[Collection entries]
--------

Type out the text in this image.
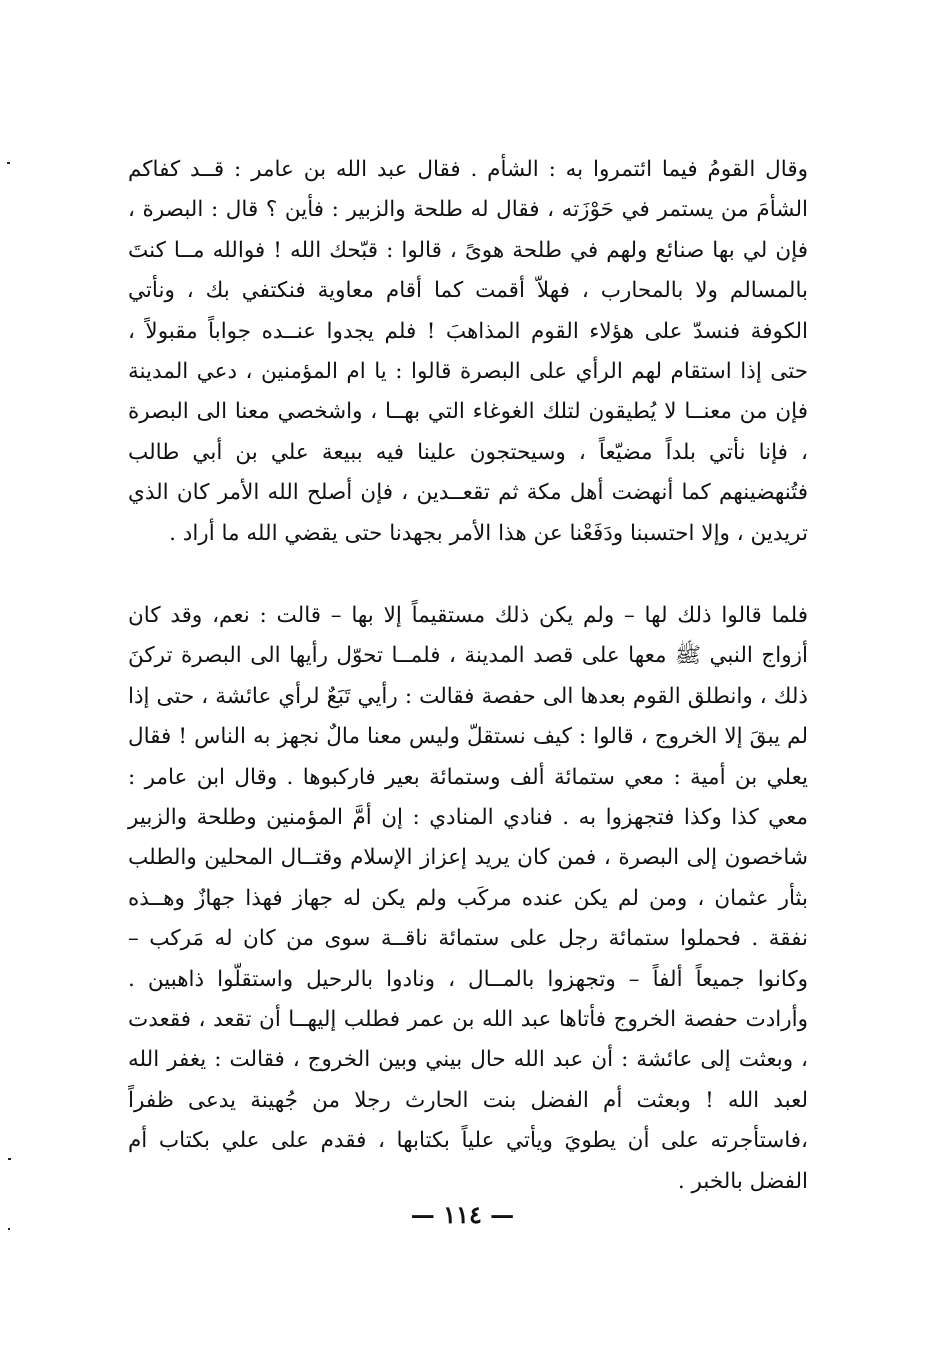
وقال القومُ فيما ائتمروا به : الشأم . فقال عبد الله بن عامر : قــد كفاكم الشأمَ من يستمر في حَوْزَته ، فقال له طلحة والزبير : فأين ؟ قال : البصرة ، فإن لي بها صنائع ولهم في طلحة هوىً ، قالوا : قبّحك الله ! فوالله مــا كنتَ بالمسالم ولا بالمحارب ، فهلاّ أقمت كما أقام معاوية فنكتفي بك ، ونأتي الكوفة فنسدّ على هؤلاء القوم المذاهبَ ! فلم يجدوا عنــده جواباً مقبولاً ، حتى إذا استقام لهم الرأي على البصرة قالوا : يا ام المؤمنين ، دعي المدينة فإن من معنــا لا يُطيقون لتلك الغوغاء التي بهــا ، واشخصي معنا الى البصرة ، فإنا نأتي بلداً مضيّعاً ، وسيحتجون علينا فيه ببيعة علي بن أبي طالب فتُنهضينهم كما أنهضت أهل مكة ثم تقعــدين ، فإن أصلح الله الأمر كان الذي تريدين ، وإلا احتسبنا ودَفَعْنا عن هذا الأمر بجهدنا حتى يقضي الله ما أراد .

فلما قالوا ذلك لها – ولم يكن ذلك مستقيماً إلا بها – قالت : نعم، وقد كان أزواج النبي ﷺ معها على قصد المدينة ، فلمــا تحوّل رأيها الى البصرة تركنَ ذلك ، وانطلق القوم بعدها الى حفصة فقالت : رأيي تَبَعٌ لرأي عائشة ، حتى إذا لم يبقَ إلا الخروج ، قالوا : كيف نستقلّ وليس معنا مالٌ نجهز به الناس ! فقال يعلي بن أمية : معي ستمائة ألف وستمائة بعير فاركبوها . وقال ابن عامر : معي كذا وكذا فتجهزوا به . فنادي المنادي : إن أمَّ المؤمنين وطلحة والزبير شاخصون إلى البصرة ، فمن كان يريد إعزاز الإسلام وقتــال المحلين والطلب بثأر عثمان ، ومن لم يكن عنده مركَب ولم يكن له جهاز فهذا جهازٌ وهــذه نفقة . فحملوا ستمائة رجل على ستمائة ناقــة سوى من كان له مَركب – وكانوا جميعاً ألفاً – وتجهزوا بالمــال ، ونادوا بالرحيل واستقلّوا ذاهبين . وأرادت حفصة الخروج فأتاها عبد الله بن عمر فطلب إليهــا أن تقعد ، فقعدت ، وبعثت إلى عائشة : أن عبد الله حال بيني وبين الخروج ، فقالت : يغفر الله لعبد الله ! وبعثت أم الفضل بنت الحارث رجلا من جُهينة يدعى ظفراً ،فاستأجرته على أن يطويَ ويأتي علياً بكتابها ، فقدم على علي بكتاب أم الفضل بالخبر .

— ١١٤ —
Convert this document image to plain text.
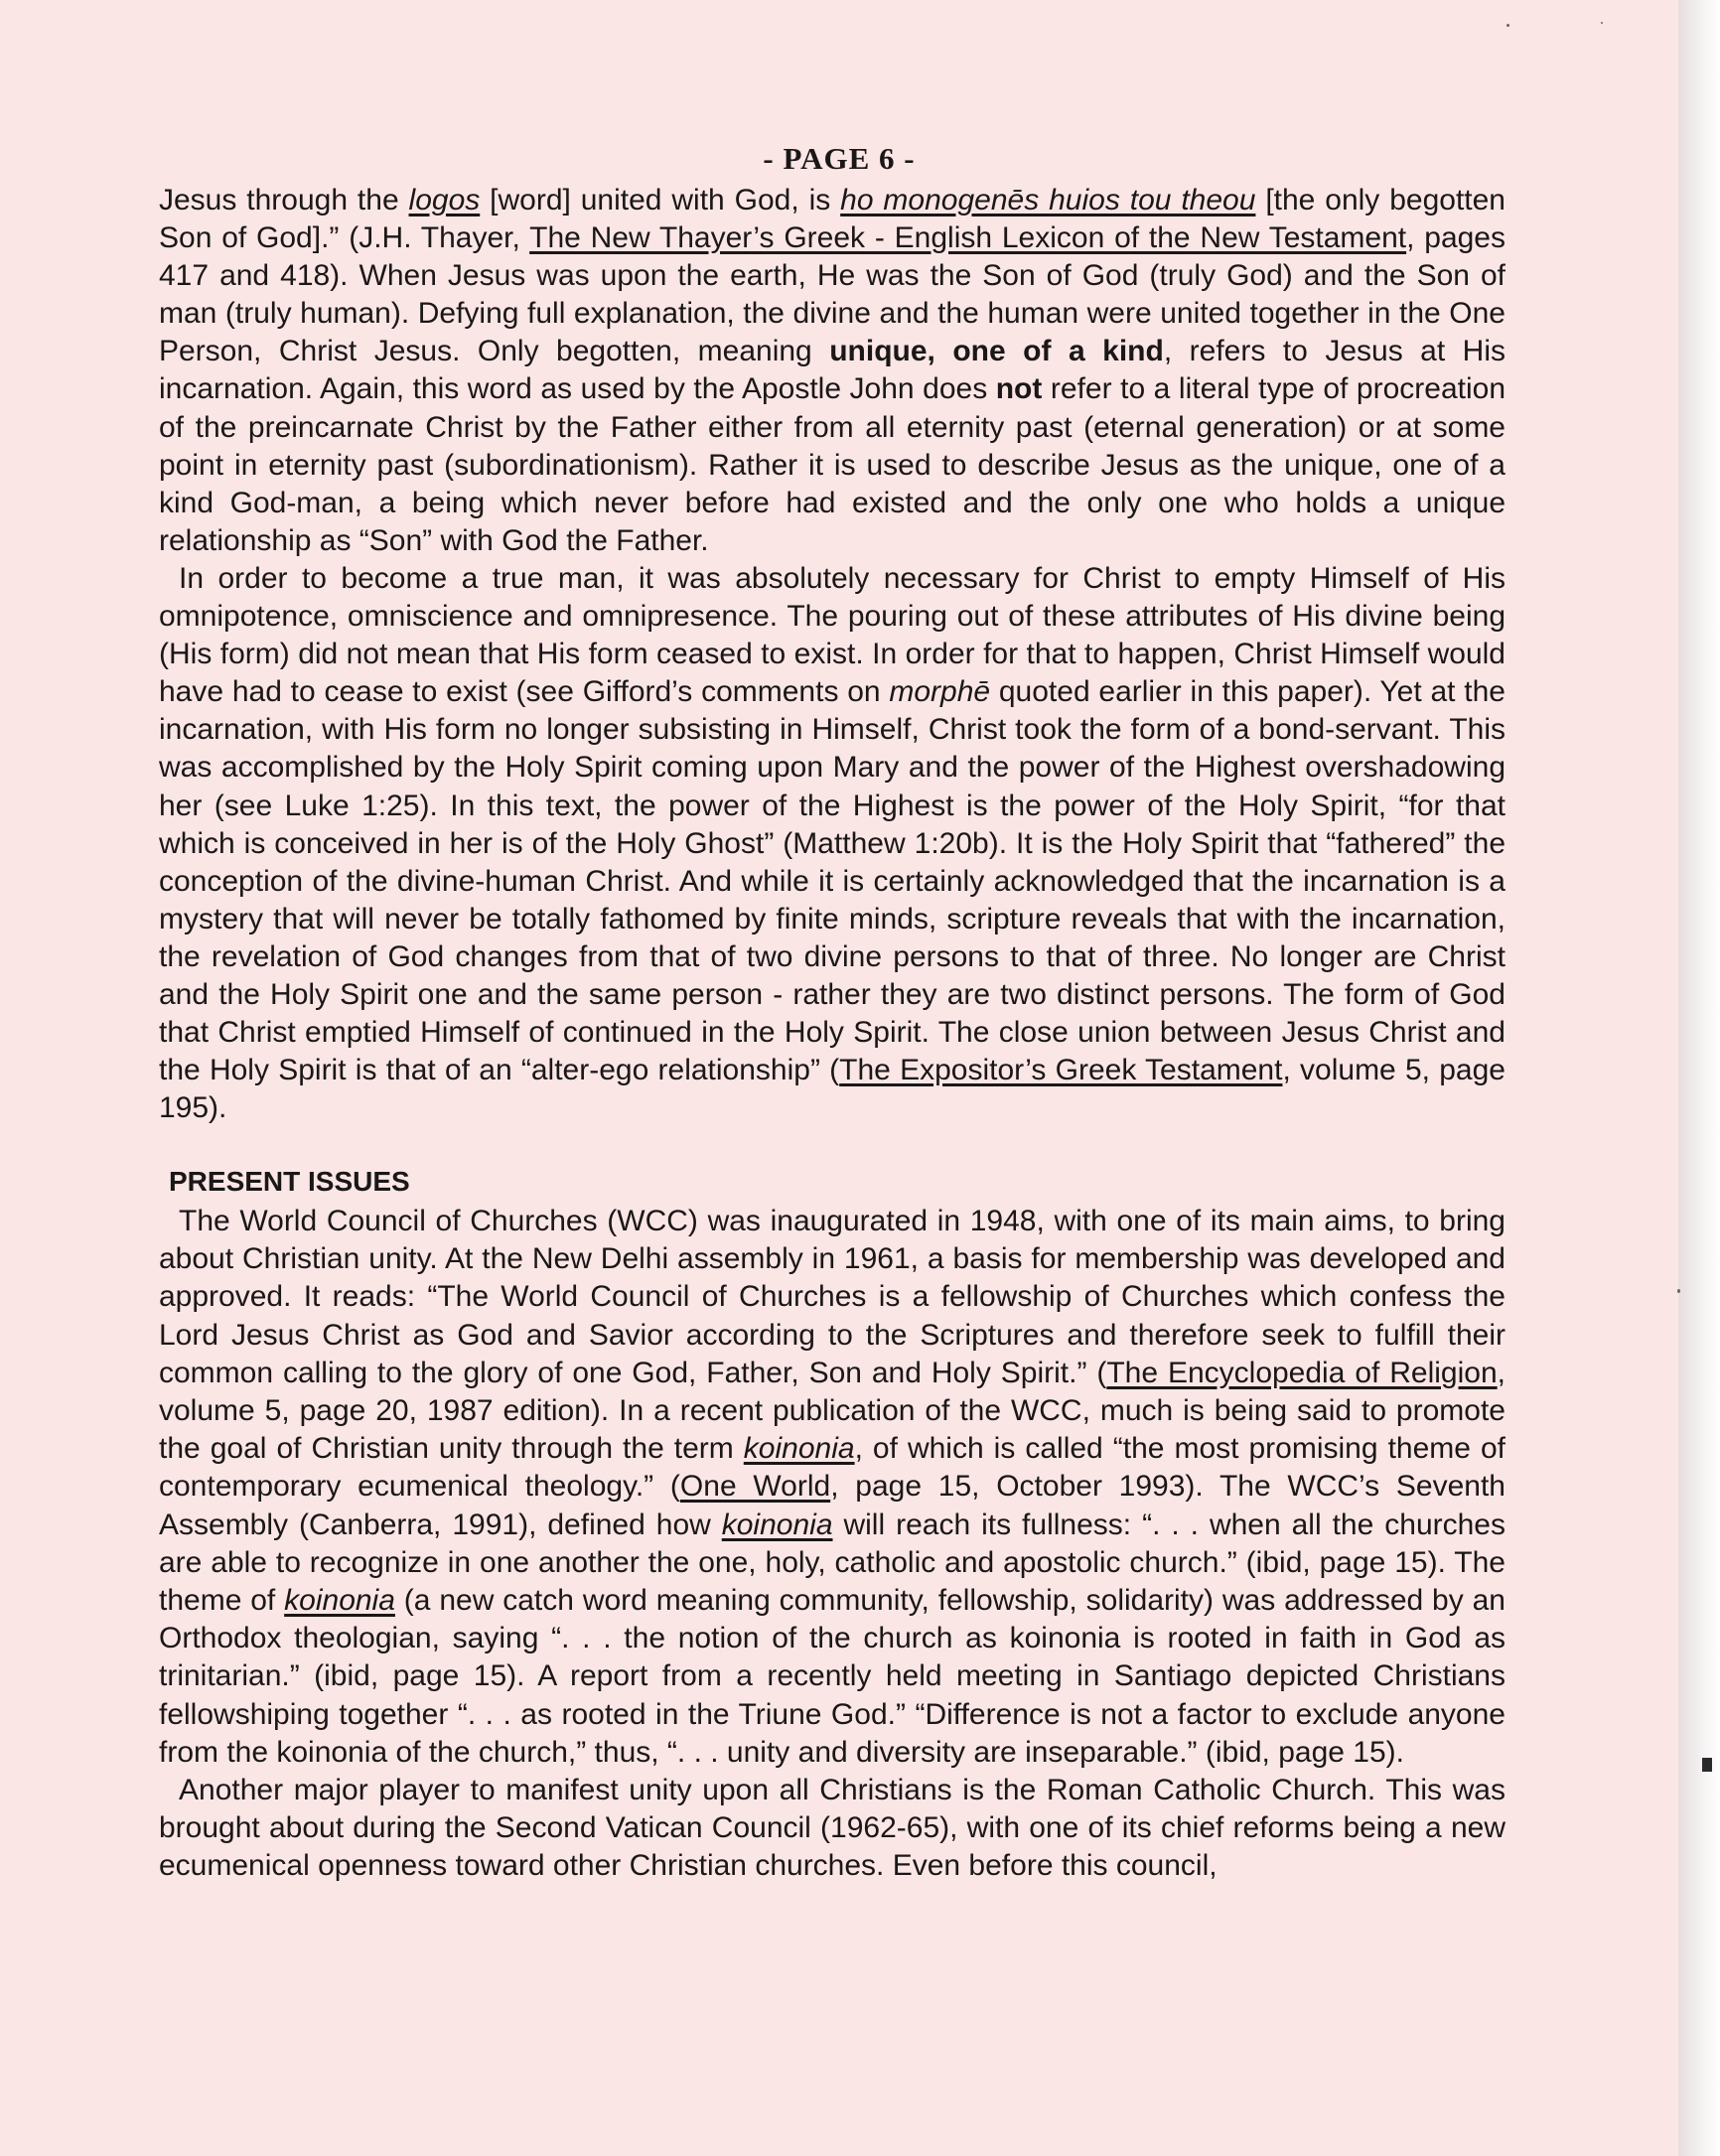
- PAGE 6 -

Jesus through the logos [word] united with God, is ho monogenēs huios tou theou [the only begotten Son of God].” (J.H. Thayer, The New Thayer’s Greek - English Lexicon of the New Testament, pages 417 and 418). When Jesus was upon the earth, He was the Son of God (truly God) and the Son of man (truly human). Defying full explanation, the divine and the human were united together in the One Person, Christ Jesus. Only begotten, meaning unique, one of a kind, refers to Jesus at His incarnation. Again, this word as used by the Apostle John does not refer to a literal type of procreation of the preincarnate Christ by the Father either from all eternity past (eternal generation) or at some point in eternity past (subordinationism). Rather it is used to describe Jesus as the unique, one of a kind God-man, a being which never before had existed and the only one who holds a unique relationship as “Son” with God the Father.

In order to become a true man, it was absolutely necessary for Christ to empty Himself of His omnipotence, omniscience and omnipresence. The pouring out of these attributes of His divine being (His form) did not mean that His form ceased to exist. In order for that to happen, Christ Himself would have had to cease to exist (see Gifford’s comments on morphē quoted earlier in this paper). Yet at the incarnation, with His form no longer subsisting in Himself, Christ took the form of a bond-servant. This was accomplished by the Holy Spirit coming upon Mary and the power of the Highest overshadowing her (see Luke 1:25). In this text, the power of the Highest is the power of the Holy Spirit, “for that which is conceived in her is of the Holy Ghost” (Matthew 1:20b). It is the Holy Spirit that “fathered” the conception of the divine-human Christ. And while it is certainly acknowledged that the incarnation is a mystery that will never be totally fathomed by finite minds, scripture reveals that with the incarnation, the revelation of God changes from that of two divine persons to that of three. No longer are Christ and the Holy Spirit one and the same person - rather they are two distinct persons. The form of God that Christ emptied Himself of continued in the Holy Spirit. The close union between Jesus Christ and the Holy Spirit is that of an “alter-ego relationship” (The Expositor’s Greek Testament, volume 5, page 195).

PRESENT ISSUES

The World Council of Churches (WCC) was inaugurated in 1948, with one of its main aims, to bring about Christian unity. At the New Delhi assembly in 1961, a basis for membership was developed and approved. It reads: “The World Council of Churches is a fellowship of Churches which confess the Lord Jesus Christ as God and Savior according to the Scriptures and therefore seek to fulfill their common calling to the glory of one God, Father, Son and Holy Spirit.” (The Encyclopedia of Religion, volume 5, page 20, 1987 edition). In a recent publication of the WCC, much is being said to promote the goal of Christian unity through the term koinonia, of which is called “the most promising theme of contemporary ecumenical theology.” (One World, page 15, October 1993). The WCC’s Seventh Assembly (Canberra, 1991), defined how koinonia will reach its fullness: “. . . when all the churches are able to recognize in one another the one, holy, catholic and apostolic church.” (ibid, page 15). The theme of koinonia (a new catch word meaning community, fellowship, solidarity) was addressed by an Orthodox theologian, saying “. . . the notion of the church as koinonia is rooted in faith in God as trinitarian.” (ibid, page 15). A report from a recently held meeting in Santiago depicted Christians fellowshiping together “. . . as rooted in the Triune God.” “Difference is not a factor to exclude anyone from the koinonia of the church,” thus, “. . . unity and diversity are inseparable.” (ibid, page 15).

Another major player to manifest unity upon all Christians is the Roman Catholic Church. This was brought about during the Second Vatican Council (1962-65), with one of its chief reforms being a new ecumenical openness toward other Christian churches. Even before this council,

--------

## [Exercise prompt]
Give back the entries verbatim. Do not include any picture.

## [Response for this exercise]
Type out the text in this image.
وقال القومُ فيما ائتمروا به : الشأم . فقال عبد الله بن عامر : قــد كفاكم الشأمَ من يستمر في حَوْزَته ، فقال له طلحة والزبير : فأين ؟ قال : البصرة ، فإن لي بها صنائع ولهم في طلحة هوىً ، قالوا : قبّحك الله ! فوالله مــا كنتَ بالمسالم ولا بالمحارب ، فهلاّ أقمت كما أقام معاوية فنكتفي بك ، ونأتي الكوفة فنسدّ على هؤلاء القوم المذاهبَ ! فلم يجدوا عنــده جواباً مقبولاً ، حتى إذا استقام لهم الرأي على البصرة قالوا : يا ام المؤمنين ، دعي المدينة فإن من معنــا لا يُطيقون لتلك الغوغاء التي بهــا ، واشخصي معنا الى البصرة ، فإنا نأتي بلداً مضيّعاً ، وسيحتجون علينا فيه ببيعة علي بن أبي طالب فتُنهضينهم كما أنهضت أهل مكة ثم تقعــدين ، فإن أصلح الله الأمر كان الذي تريدين ، وإلا احتسبنا ودَفَعْنا عن هذا الأمر بجهدنا حتى يقضي الله ما أراد .

فلما قالوا ذلك لها – ولم يكن ذلك مستقيماً إلا بها – قالت : نعم، وقد كان أزواج النبي ﷺ معها على قصد المدينة ، فلمــا تحوّل رأيها الى البصرة تركنَ ذلك ، وانطلق القوم بعدها الى حفصة فقالت : رأيي تَبَعٌ لرأي عائشة ، حتى إذا لم يبقَ إلا الخروج ، قالوا : كيف نستقلّ وليس معنا مالٌ نجهز به الناس ! فقال يعلي بن أمية : معي ستمائة ألف وستمائة بعير فاركبوها . وقال ابن عامر : معي كذا وكذا فتجهزوا به . فنادي المنادي : إن أمَّ المؤمنين وطلحة والزبير شاخصون إلى البصرة ، فمن كان يريد إعزاز الإسلام وقتــال المحلين والطلب بثأر عثمان ، ومن لم يكن عنده مركَب ولم يكن له جهاز فهذا جهازٌ وهــذه نفقة . فحملوا ستمائة رجل على ستمائة ناقــة سوى من كان له مَركب – وكانوا جميعاً ألفاً – وتجهزوا بالمــال ، ونادوا بالرحيل واستقلّوا ذاهبين . وأرادت حفصة الخروج فأتاها عبد الله بن عمر فطلب إليهــا أن تقعد ، فقعدت ، وبعثت إلى عائشة : أن عبد الله حال بيني وبين الخروج ، فقالت : يغفر الله لعبد الله ! وبعثت أم الفضل بنت الحارث رجلا من جُهينة يدعى ظفراً ،فاستأجرته على أن يطويَ ويأتي علياً بكتابها ، فقدم على علي بكتاب أم الفضل بالخبر .

— ١١٤ —
Convert this document image to plain text.
- PAGE 6 -

Jesus through the logos [word] united with God, is ho monogenēs huios tou theou [the only begotten Son of God].” (J.H. Thayer, The New Thayer’s Greek - English Lexicon of the New Testament, pages 417 and 418). When Jesus was upon the earth, He was the Son of God (truly God) and the Son of man (truly human). Defying full explanation, the divine and the human were united together in the One Person, Christ Jesus. Only begotten, meaning unique, one of a kind, refers to Jesus at His incarnation. Again, this word as used by the Apostle John does not refer to a literal type of procreation of the preincarnate Christ by the Father either from all eternity past (eternal generation) or at some point in eternity past (subordinationism). Rather it is used to describe Jesus as the unique, one of a kind God-man, a being which never before had existed and the only one who holds a unique relationship as “Son” with God the Father.

In order to become a true man, it was absolutely necessary for Christ to empty Himself of His omnipotence, omniscience and omnipresence. The pouring out of these attributes of His divine being (His form) did not mean that His form ceased to exist. In order for that to happen, Christ Himself would have had to cease to exist (see Gifford’s comments on morphē quoted earlier in this paper). Yet at the incarnation, with His form no longer subsisting in Himself, Christ took the form of a bond-servant. This was accomplished by the Holy Spirit coming upon Mary and the power of the Highest overshadowing her (see Luke 1:25). In this text, the power of the Highest is the power of the Holy Spirit, “for that which is conceived in her is of the Holy Ghost” (Matthew 1:20b). It is the Holy Spirit that “fathered” the conception of the divine-human Christ. And while it is certainly acknowledged that the incarnation is a mystery that will never be totally fathomed by finite minds, scripture reveals that with the incarnation, the revelation of God changes from that of two divine persons to that of three. No longer are Christ and the Holy Spirit one and the same person - rather they are two distinct persons. The form of God that Christ emptied Himself of continued in the Holy Spirit. The close union between Jesus Christ and the Holy Spirit is that of an “alter-ego relationship” (The Expositor’s Greek Testament, volume 5, page 195).

PRESENT ISSUES

The World Council of Churches (WCC) was inaugurated in 1948, with one of its main aims, to bring about Christian unity. At the New Delhi assembly in 1961, a basis for membership was developed and approved. It reads: “The World Council of Churches is a fellowship of Churches which confess the Lord Jesus Christ as God and Savior according to the Scriptures and therefore seek to fulfill their common calling to the glory of one God, Father, Son and Holy Spirit.” (The Encyclopedia of Religion, volume 5, page 20, 1987 edition). In a recent publication of the WCC, much is being said to promote the goal of Christian unity through the term koinonia, of which is called “the most promising theme of contemporary ecumenical theology.” (One World, page 15, October 1993). The WCC’s Seventh Assembly (Canberra, 1991), defined how koinonia will reach its fullness: “. . . when all the churches are able to recognize in one another the one, holy, catholic and apostolic church.” (ibid, page 15). The theme of koinonia (a new catch word meaning community, fellowship, solidarity) was addressed by an Orthodox theologian, saying “. . . the notion of the church as koinonia is rooted in faith in God as trinitarian.” (ibid, page 15). A report from a recently held meeting in Santiago depicted Christians fellowshiping together “. . . as rooted in the Triune God.” “Difference is not a factor to exclude anyone from the koinonia of the church,” thus, “. . . unity and diversity are inseparable.” (ibid, page 15).

Another major player to manifest unity upon all Christians is the Roman Catholic Church. This was brought about during the Second Vatican Council (1962-65), with one of its chief reforms being a new ecumenical openness toward other Christian churches. Even before this council,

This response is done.